> [Objective] Can you express the part of the listing that opens with the line containing "key-button[interactable]: 键14 [97,82,188,134]" and closes with the line containing "key-button[interactable] [1052,82,1080,134]" as a JSON list of strings, one per line, skipping blank lines?

#### Dataset records ####

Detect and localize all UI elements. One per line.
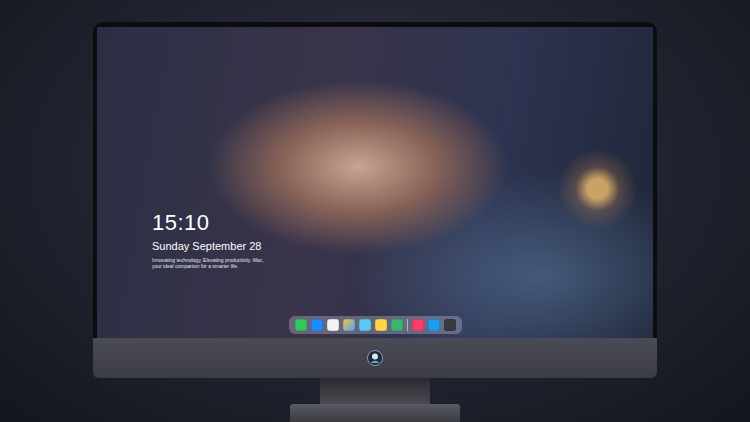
tagline: Innovating technology, Elevating product… — [152, 257, 653, 269]
clock-block: 15:10 Sunday September 28 Innovating techn… — [152, 211, 653, 269]
page: 15:10 Sunday September 28 Innovating techn… — [0, 0, 750, 422]
dock-separator — [407, 319, 408, 331]
stand-neck — [320, 378, 430, 404]
tagline-line: your ideal companion for a smarter life. — [152, 263, 653, 269]
app-icon[interactable] — [412, 319, 424, 331]
clock-time: 15:10 — [152, 211, 653, 235]
app-icon[interactable] — [327, 319, 339, 331]
dock — [289, 316, 462, 334]
lock-screen: 15:10 Sunday September 28 Innovating techn… — [97, 27, 653, 338]
stand-base — [290, 404, 460, 422]
app-icon[interactable] — [428, 319, 440, 331]
app-icon[interactable] — [311, 319, 323, 331]
app-icon[interactable] — [295, 319, 307, 331]
app-icon[interactable] — [444, 319, 456, 331]
monitor: 15:10 Sunday September 28 Innovating techn… — [93, 22, 657, 422]
logo-icon — [367, 350, 383, 366]
bezel: 15:10 Sunday September 28 Innovating techn… — [93, 22, 657, 338]
clock-date: Sunday September 28 — [152, 239, 653, 253]
monitor-chin — [93, 338, 657, 378]
tagline-line: Innovating technology, Elevating product… — [152, 257, 653, 263]
app-icon[interactable] — [375, 319, 387, 331]
app-icon[interactable] — [391, 319, 403, 331]
app-icon[interactable] — [359, 319, 371, 331]
app-icon[interactable] — [343, 319, 355, 331]
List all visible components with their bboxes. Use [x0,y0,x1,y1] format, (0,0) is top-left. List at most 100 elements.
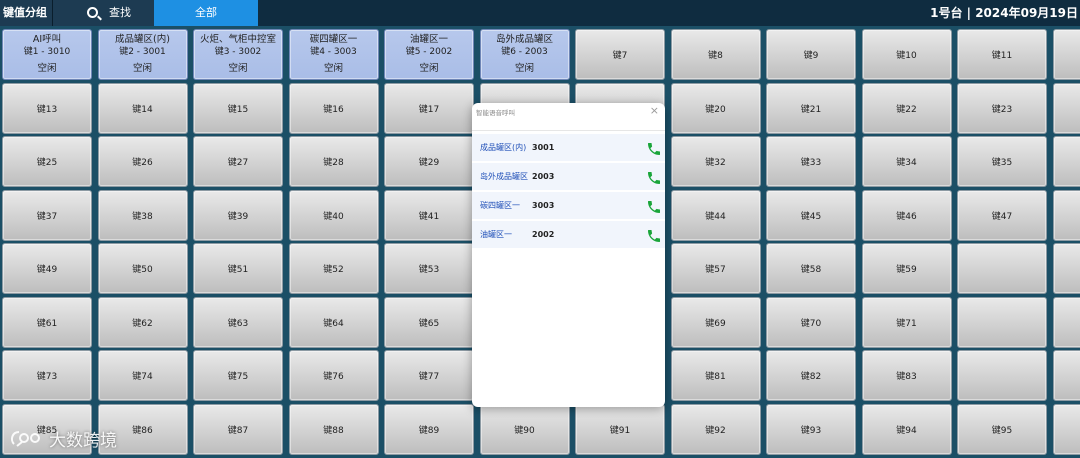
key-button[interactable]: 键14 [97,82,188,134]
key-button[interactable]: 键21 [766,82,856,134]
key-button[interactable]: 键64 [288,296,379,348]
key-button[interactable]: 键16 [288,82,379,134]
key-button[interactable]: 键10 [861,29,952,80]
key-button[interactable] [1052,296,1080,348]
key-button[interactable]: 键29 [384,136,474,187]
key-button[interactable]: 键45 [766,189,856,241]
key-button[interactable] [1052,189,1080,241]
key-button[interactable]: 键73 [2,350,92,401]
key-button[interactable]: 键23 [957,82,1047,134]
key-button[interactable]: 键82 [766,350,856,401]
search-button[interactable]: 查找 [52,0,154,26]
key-button[interactable] [1052,82,1080,134]
key-button[interactable]: 键34 [861,136,952,187]
key-button[interactable]: 键44 [670,189,761,241]
key-button[interactable] [1052,136,1080,187]
key-button[interactable]: 键47 [957,189,1047,241]
key-button[interactable]: 键40 [288,189,379,241]
key-button[interactable]: 岛外成品罐区 键6 - 2003 空闲 [479,29,570,80]
key-button[interactable]: 键94 [861,403,952,455]
key-button[interactable]: 键39 [193,189,283,241]
key-button[interactable]: 键57 [670,243,761,294]
key-button[interactable]: 键58 [766,243,856,294]
key-button[interactable]: AI呼叫 键1 - 3010 空闲 [2,29,92,80]
key-button[interactable]: 键51 [193,243,283,294]
key-button[interactable]: 键38 [97,189,188,241]
key-button[interactable]: 键9 [766,29,856,80]
key-button[interactable]: 键93 [766,403,856,455]
key-label: 键49 [36,265,58,275]
key-button[interactable] [1052,350,1080,401]
key-button[interactable]: 键25 [2,136,92,187]
key-button[interactable]: 键33 [766,136,856,187]
key-button[interactable]: 键32 [670,136,761,187]
call-target-row[interactable]: 岛外成品罐区 2003 [472,163,665,191]
key-button[interactable]: 键81 [670,350,761,401]
key-button[interactable]: 键87 [193,403,283,455]
key-button[interactable]: 碳四罐区一 键4 - 3003 空闲 [288,29,379,80]
key-button[interactable]: 键83 [861,350,952,401]
key-button[interactable]: 键8 [670,29,761,80]
key-button[interactable]: 键70 [766,296,856,348]
key-button[interactable]: 键41 [384,189,474,241]
key-button[interactable]: 键35 [957,136,1047,187]
call-target-row[interactable]: 碳四罐区一 3003 [472,192,665,220]
key-label: 键73 [36,372,58,382]
key-button[interactable]: 键89 [384,403,474,455]
tab-all[interactable]: 全部 [154,0,258,26]
key-button[interactable]: 键95 [957,403,1047,455]
phone-call-icon[interactable] [646,199,662,215]
key-button[interactable] [957,350,1047,401]
key-button[interactable]: 键13 [2,82,92,134]
key-button[interactable]: 火炬、气柜中控室 键3 - 3002 空闲 [193,29,283,80]
key-button[interactable]: 键7 [575,29,665,80]
key-label: 键83 [896,372,917,382]
phone-call-icon[interactable] [646,228,662,244]
key-button[interactable] [957,296,1047,348]
key-button[interactable]: 键26 [97,136,188,187]
key-button[interactable]: 键52 [288,243,379,294]
call-target-row[interactable]: 油罐区一 2002 [472,221,665,249]
key-button[interactable]: 键22 [861,82,952,134]
key-button[interactable]: 键17 [384,82,474,134]
key-button[interactable]: 键27 [193,136,283,187]
key-button[interactable] [957,243,1047,294]
close-icon[interactable]: × [650,104,659,117]
key-button[interactable] [1052,403,1080,455]
key-button[interactable]: 键77 [384,350,474,401]
phone-call-icon[interactable] [646,141,662,157]
key-label: 键75 [227,372,249,382]
key-button[interactable]: 键91 [575,403,665,455]
key-button[interactable]: 键76 [288,350,379,401]
key-button[interactable]: 成品罐区(内) 键2 - 3001 空闲 [97,29,188,80]
key-button[interactable]: 键37 [2,189,92,241]
key-button[interactable]: 键53 [384,243,474,294]
key-group-button[interactable]: 键值分组 [0,0,52,26]
key-button[interactable]: 键15 [193,82,283,134]
key-button[interactable]: 键28 [288,136,379,187]
key-button[interactable] [1052,243,1080,294]
key-button[interactable]: 键88 [288,403,379,455]
key-button[interactable]: 键50 [97,243,188,294]
key-button[interactable]: 键63 [193,296,283,348]
key-button[interactable]: 键49 [2,243,92,294]
key-button[interactable]: 键65 [384,296,474,348]
key-button[interactable]: 键75 [193,350,283,401]
key-button[interactable]: 键74 [97,350,188,401]
key-button[interactable]: 键62 [97,296,188,348]
key-button[interactable]: 键69 [670,296,761,348]
key-button[interactable]: 键61 [2,296,92,348]
key-button[interactable]: 键46 [861,189,952,241]
key-button[interactable]: 键92 [670,403,761,455]
key-button[interactable]: 键11 [957,29,1047,80]
call-target-row[interactable]: 成品罐区(内) 3001 [472,134,665,162]
key-button[interactable]: 键90 [479,403,570,455]
key-status: 空闲 [419,62,439,74]
key-button[interactable]: 键59 [861,243,952,294]
key-button[interactable]: 油罐区一 键5 - 2002 空闲 [384,29,474,80]
phone-call-icon[interactable] [646,170,662,186]
key-button[interactable]: 键20 [670,82,761,134]
key-button[interactable]: 键71 [861,296,952,348]
key-label: 键64 [323,318,344,329]
key-button[interactable] [1052,29,1080,80]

####

> [Problem solution]
[
  "key-button[interactable]: 键14 [97,82,188,134]",
  "key-button[interactable]: 键21 [766,82,856,134]",
  "key-button[interactable]: 键64 [288,296,379,348]",
  "key-button[interactable]: 键16 [288,82,379,134]",
  "key-button[interactable]: 键10 [861,29,952,80]",
  "key-button[interactable] [1052,296,1080,348]",
  "key-button[interactable]: 键29 [384,136,474,187]",
  "key-button[interactable]: 键45 [766,189,856,241]",
  "key-button[interactable] [1052,189,1080,241]",
  "key-button[interactable]: 键73 [2,350,92,401]",
  "key-button[interactable]: 键23 [957,82,1047,134]",
  "key-button[interactable]: 键82 [766,350,856,401]",
  "search-button[interactable]: 查找 [52,0,154,26]",
  "key-button[interactable] [1052,82,1080,134]"
]